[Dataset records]
━━━━━━━━

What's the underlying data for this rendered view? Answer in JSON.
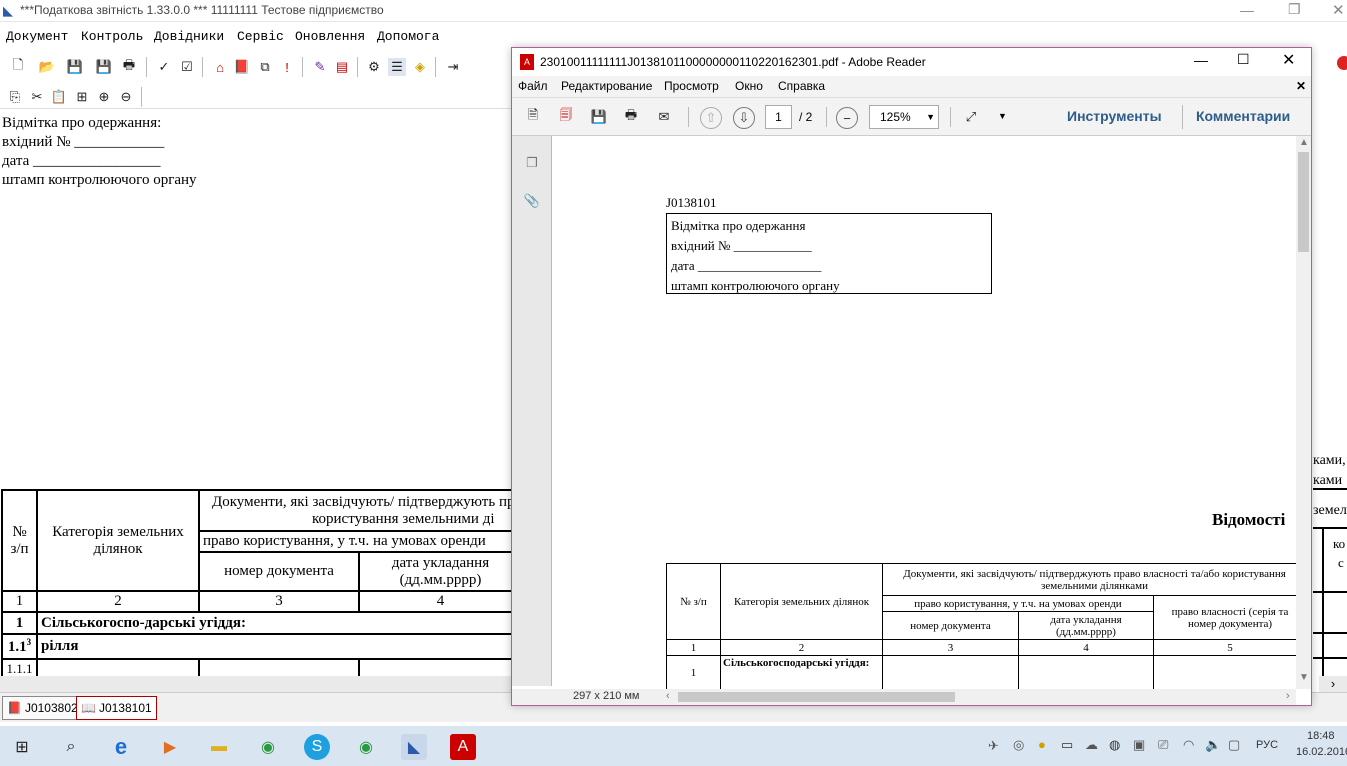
{
  "app": {
    "title": "***Податкова звітність 1.33.0.0 *** 11111111 Тестове підприємство",
    "menu": [
      "Документ",
      "Контроль",
      "Довідники",
      "Сервіс",
      "Оновлення",
      "Допомога"
    ],
    "form_lines": [
      "Відмітка про одержання:",
      "вхідний № ____________",
      "дата _________________",
      "штамп контролюючого органу"
    ],
    "table": {
      "h_num": "№ з/п",
      "h_cat": "Категорія земельних ділянок",
      "h_docs": "Документи, які засвідчують/ підтверджують право власності та/або",
      "h_docs2": "користування земельними ді",
      "h_use": "право користування, у т.ч. на умовах оренди",
      "h_docnum": "номер документа",
      "h_date": "дата укладання (дд.мм.рррр)",
      "nums": [
        "1",
        "2",
        "3",
        "4"
      ],
      "row1_num": "1",
      "row1_label": "Сільськогоспо-дарські угіддя:",
      "row2_num": "1.1",
      "row2_sup": "3",
      "row2_label": "рілля",
      "row3_num": "1.1.1"
    },
    "right_fragments": [
      "ками,",
      "ками",
      "земел",
      "ко",
      "с"
    ],
    "tabs": [
      "J0103802",
      "J0138101"
    ]
  },
  "reader": {
    "title": "23010011111111J0138101100000000110220162301.pdf - Adobe Reader",
    "menu": [
      "Файл",
      "Редактирование",
      "Просмотр",
      "Окно",
      "Справка"
    ],
    "page_current": "1",
    "page_total": "/ 2",
    "zoom": "125%",
    "tools_label": "Инструменты",
    "comments_label": "Комментарии",
    "page_size": "297 x 210 мм",
    "doc": {
      "code": "J0138101",
      "box_lines": [
        "Відмітка про одержання",
        "вхідний № ____________",
        "дата ___________________",
        "штамп контролюючого органу"
      ],
      "heading": "Відомості",
      "t_num": "№ з/п",
      "t_cat": "Категорія земельних ділянок",
      "t_docs": "Документи, які засвідчують/ підтверджують право власності та/або користування земельними ділянками",
      "t_use": "право користування, у т.ч. на умовах оренди",
      "t_own": "право власності (серія та номер документа)",
      "t_docnum": "номер документа",
      "t_date": "дата укладання (дд.мм.рррр)",
      "nums": [
        "1",
        "2",
        "3",
        "4",
        "5"
      ],
      "row1_num": "1",
      "row1_label": "Сільськогосподарські угіддя:"
    }
  },
  "taskbar": {
    "lang": "РУС",
    "time": "18:48",
    "date": "16.02.2016"
  }
}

━━━━━━━━

Quote every entry exactly, with the pictures omitted.

FINISHED TASK –
What's the underlying data for this rendered view? Answer in JSON.
{
  "app": {
    "title": "***Податкова звітність 1.33.0.0 *** 11111111 Тестове підприємство",
    "menu": [
      "Документ",
      "Контроль",
      "Довідники",
      "Сервіс",
      "Оновлення",
      "Допомога"
    ],
    "form_lines": [
      "Відмітка про одержання:",
      "вхідний № ____________",
      "дата _________________",
      "штамп контролюючого органу"
    ],
    "table": {
      "h_num": "№ з/п",
      "h_cat": "Категорія земельних ділянок",
      "h_docs": "Документи, які засвідчують/ підтверджують право власності та/або",
      "h_docs2": "користування земельними ді",
      "h_use": "право користування, у т.ч. на умовах оренди",
      "h_docnum": "номер документа",
      "h_date": "дата укладання (дд.мм.рррр)",
      "nums": [
        "1",
        "2",
        "3",
        "4"
      ],
      "row1_num": "1",
      "row1_label": "Сільськогоспо-дарські угіддя:",
      "row2_num": "1.1",
      "row2_sup": "3",
      "row2_label": "рілля",
      "row3_num": "1.1.1"
    },
    "right_fragments": [
      "ками,",
      "ками",
      "земел",
      "ко",
      "с"
    ],
    "tabs": [
      "J0103802",
      "J0138101"
    ]
  },
  "reader": {
    "title": "23010011111111J0138101100000000110220162301.pdf - Adobe Reader",
    "menu": [
      "Файл",
      "Редактирование",
      "Просмотр",
      "Окно",
      "Справка"
    ],
    "page_current": "1",
    "page_total": "/ 2",
    "zoom": "125%",
    "tools_label": "Инструменты",
    "comments_label": "Комментарии",
    "page_size": "297 x 210 мм",
    "doc": {
      "code": "J0138101",
      "box_lines": [
        "Відмітка про одержання",
        "вхідний № ____________",
        "дата ___________________",
        "штамп контролюючого органу"
      ],
      "heading": "Відомості",
      "t_num": "№ з/п",
      "t_cat": "Категорія земельних ділянок",
      "t_docs": "Документи, які засвідчують/ підтверджують право власності та/або користування земельними ділянками",
      "t_use": "право користування, у т.ч. на умовах оренди",
      "t_own": "право власності (серія та номер документа)",
      "t_docnum": "номер документа",
      "t_date": "дата укладання (дд.мм.рррр)",
      "nums": [
        "1",
        "2",
        "3",
        "4",
        "5"
      ],
      "row1_num": "1",
      "row1_label": "Сільськогосподарські угіддя:"
    }
  },
  "taskbar": {
    "lang": "РУС",
    "time": "18:48",
    "date": "16.02.2016"
  }
}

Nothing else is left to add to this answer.